Input data
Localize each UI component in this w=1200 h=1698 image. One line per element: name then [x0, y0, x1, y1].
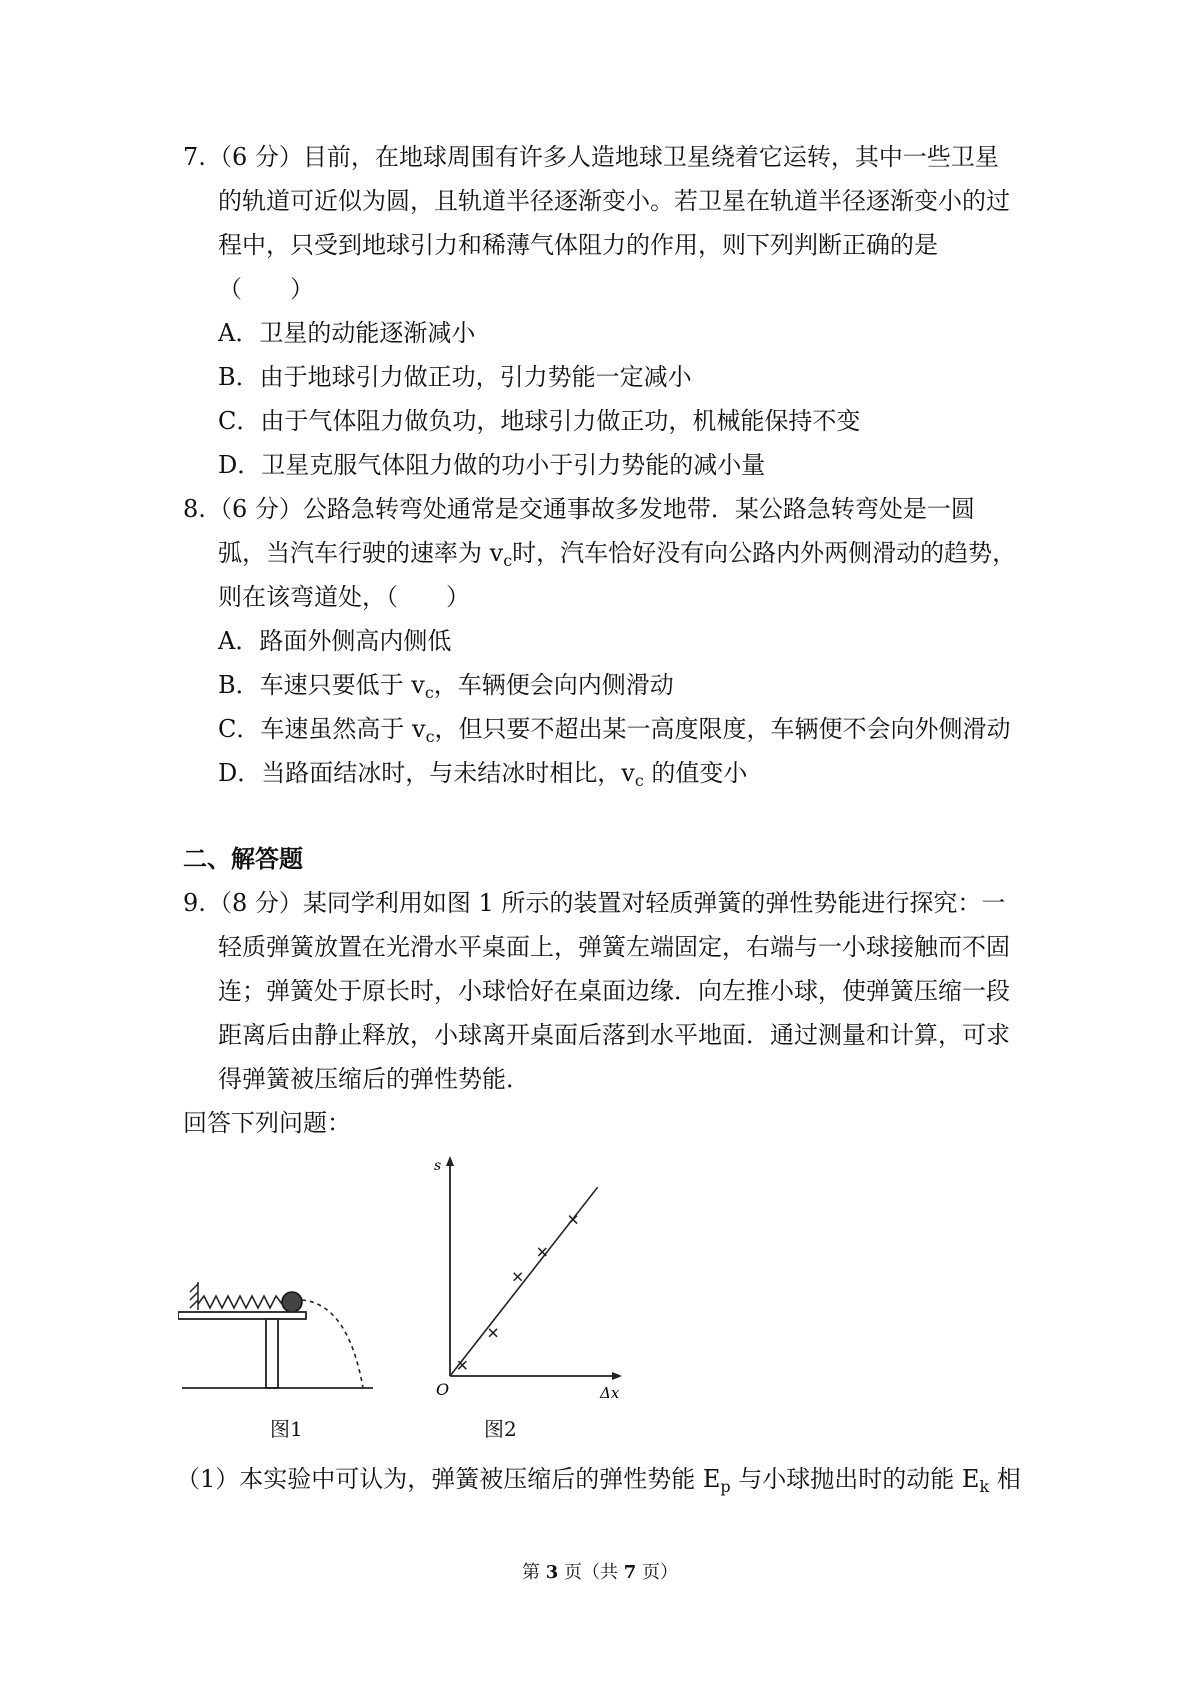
x-axis-label: Δx	[600, 1384, 620, 1402]
section-heading: 二、解答题	[183, 845, 303, 873]
y-axis-arrow	[446, 1156, 454, 1166]
question-text-line: （6 分）目前，在地球周围有许多人造地球卫星绕着它运转，其中一些卫星	[208, 143, 999, 171]
option-c: C．车速虽然高于 $v_c$，但只要不超出某一高度限度，车辆便不会向外侧滑动	[218, 715, 1011, 746]
option-b: B．车速只要低于 $v_c$，车辆便会向内侧滑动	[218, 671, 674, 702]
question-text-line: （8 分）某同学利用如图 1 所示的装置对轻质弹簧的弹性势能进行探究：一	[208, 889, 1006, 917]
page-number: 3	[545, 1562, 559, 1583]
table-leg	[266, 1319, 278, 1388]
question-text-line: 连；弹簧处于原长时，小球恰好在桌面边缘．向左推小球，使弹簧压缩一段	[218, 977, 1010, 1005]
question-text-line: 得弹簧被压缩后的弹性势能．	[218, 1065, 530, 1093]
origin-label: O	[436, 1380, 450, 1399]
option-a: A．卫星的动能逐渐减小	[218, 319, 476, 347]
data-point-1	[458, 1361, 466, 1369]
answer-prompt: 回答下列问题：	[183, 1109, 351, 1137]
answer-blank: （ ）	[218, 275, 314, 303]
question-number: 8.	[183, 495, 206, 523]
figure-1	[178, 1260, 398, 1410]
figure-2	[420, 1150, 640, 1410]
figure-2-label: 图2	[484, 1417, 517, 1441]
question-text-line: 的轨道可近似为圆，且轨道半径逐渐变小。若卫星在轨道半径逐渐变小的过	[218, 187, 1010, 215]
trajectory	[302, 1300, 363, 1388]
question-text-line: 距离后由静止释放，小球离开桌面后落到水平地面．通过测量和计算，可求	[218, 1021, 1010, 1049]
spring	[198, 1296, 282, 1308]
option-a: A．路面外侧高内侧低	[218, 627, 452, 655]
question-number: 7.	[183, 143, 206, 171]
sub-question-1: （1）本实验中可认为，弹簧被压缩后的弹性势能 $E_p$ 与小球抛出时的动能 $E_k$ 相	[176, 1465, 1021, 1496]
option-c: C．由于气体阻力做负功，地球引力做正功，机械能保持不变	[218, 407, 861, 435]
option-b: B．由于地球引力做正功，引力势能一定减小	[218, 363, 692, 391]
table-top	[178, 1312, 306, 1319]
data-point-5	[569, 1216, 577, 1224]
data-point-3	[514, 1273, 522, 1281]
question-text-line: 程中，只受到地球引力和稀薄气体阻力的作用，则下列判断正确的是	[218, 231, 938, 259]
wall-hatch	[190, 1282, 198, 1310]
fit-line	[450, 1187, 598, 1376]
figure-1-label: 图1	[270, 1417, 303, 1441]
option-d: D．卫星克服气体阻力做的功小于引力势能的减小量	[218, 451, 766, 479]
question-text-line: 则在该弯道处，（ ）	[218, 583, 470, 611]
ball	[282, 1292, 302, 1312]
question-text-line: 轻质弹簧放置在光滑水平桌面上，弹簧左端固定，右端与一小球接触而不固	[218, 933, 1010, 961]
x-axis-arrow	[612, 1372, 622, 1380]
data-point-4	[538, 1248, 546, 1256]
question-text-line: （6 分）公路急转弯处通常是交通事故多发地带．某公路急转弯处是一圆	[208, 495, 975, 523]
total-pages: 7	[623, 1562, 637, 1583]
data-point-2	[489, 1329, 497, 1337]
question-text-line: 弧，当汽车行驶的速率为 $v_c$时，汽车恰好没有向公路内外两侧滑动的趋势，	[218, 539, 1017, 570]
question-number: 9.	[183, 889, 206, 917]
y-axis-label: s	[434, 1158, 442, 1174]
option-d: D．当路面结冰时，与未结冰时相比，$v_c$ 的值变小	[218, 759, 748, 790]
page-footer: 第 3 页（共 7 页）	[522, 1562, 678, 1583]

What the task requires
Copy every line above word for word, in the same order, but leave out the picture.

Worked answer
Localize each UI component in this w=1200 h=1698 image. One line per element: name then [x0, y0, x1, y1].
x-axis-label: Δx	[600, 1384, 620, 1402]
section-heading: 二、解答题	[183, 845, 303, 873]
y-axis-arrow	[446, 1156, 454, 1166]
question-text-line: （6 分）目前，在地球周围有许多人造地球卫星绕着它运转，其中一些卫星	[208, 143, 999, 171]
option-c: C．车速虽然高于 $v_c$，但只要不超出某一高度限度，车辆便不会向外侧滑动	[218, 715, 1011, 746]
option-b: B．车速只要低于 $v_c$，车辆便会向内侧滑动	[218, 671, 674, 702]
question-text-line: （8 分）某同学利用如图 1 所示的装置对轻质弹簧的弹性势能进行探究：一	[208, 889, 1006, 917]
page-number: 3	[545, 1562, 559, 1583]
table-leg	[266, 1319, 278, 1388]
question-text-line: 连；弹簧处于原长时，小球恰好在桌面边缘．向左推小球，使弹簧压缩一段	[218, 977, 1010, 1005]
question-text-line: 得弹簧被压缩后的弹性势能．	[218, 1065, 530, 1093]
origin-label: O	[436, 1380, 450, 1399]
option-a: A．卫星的动能逐渐减小	[218, 319, 476, 347]
data-point-1	[458, 1361, 466, 1369]
answer-prompt: 回答下列问题：	[183, 1109, 351, 1137]
answer-blank: （ ）	[218, 275, 314, 303]
question-number: 8.	[183, 495, 206, 523]
figure-1	[178, 1260, 398, 1410]
figure-2	[420, 1150, 640, 1410]
figure-2-label: 图2	[484, 1417, 517, 1441]
question-text-line: 的轨道可近似为圆，且轨道半径逐渐变小。若卫星在轨道半径逐渐变小的过	[218, 187, 1010, 215]
trajectory	[302, 1300, 363, 1388]
question-text-line: 距离后由静止释放，小球离开桌面后落到水平地面．通过测量和计算，可求	[218, 1021, 1010, 1049]
spring	[198, 1296, 282, 1308]
option-a: A．路面外侧高内侧低	[218, 627, 452, 655]
question-number: 7.	[183, 143, 206, 171]
sub-question-1: （1）本实验中可认为，弹簧被压缩后的弹性势能 $E_p$ 与小球抛出时的动能 $E_k$ 相	[176, 1465, 1021, 1496]
option-c: C．由于气体阻力做负功，地球引力做正功，机械能保持不变	[218, 407, 861, 435]
option-b: B．由于地球引力做正功，引力势能一定减小	[218, 363, 692, 391]
table-top	[178, 1312, 306, 1319]
data-point-5	[569, 1216, 577, 1224]
data-point-3	[514, 1273, 522, 1281]
question-text-line: 程中，只受到地球引力和稀薄气体阻力的作用，则下列判断正确的是	[218, 231, 938, 259]
wall-hatch	[190, 1282, 198, 1310]
fit-line	[450, 1187, 598, 1376]
figure-1-label: 图1	[270, 1417, 303, 1441]
option-d: D．卫星克服气体阻力做的功小于引力势能的减小量	[218, 451, 766, 479]
question-text-line: 则在该弯道处，（ ）	[218, 583, 470, 611]
ball	[282, 1292, 302, 1312]
question-text-line: 轻质弹簧放置在光滑水平桌面上，弹簧左端固定，右端与一小球接触而不固	[218, 933, 1010, 961]
x-axis-arrow	[612, 1372, 622, 1380]
data-point-4	[538, 1248, 546, 1256]
question-text-line: （6 分）公路急转弯处通常是交通事故多发地带．某公路急转弯处是一圆	[208, 495, 975, 523]
total-pages: 7	[623, 1562, 637, 1583]
data-point-2	[489, 1329, 497, 1337]
question-text-line: 弧，当汽车行驶的速率为 $v_c$时，汽车恰好没有向公路内外两侧滑动的趋势，	[218, 539, 1017, 570]
question-number: 9.	[183, 889, 206, 917]
y-axis-label: s	[434, 1158, 442, 1174]
option-d: D．当路面结冰时，与未结冰时相比，$v_c$ 的值变小	[218, 759, 748, 790]
page-footer: 第 3 页（共 7 页）	[522, 1562, 678, 1583]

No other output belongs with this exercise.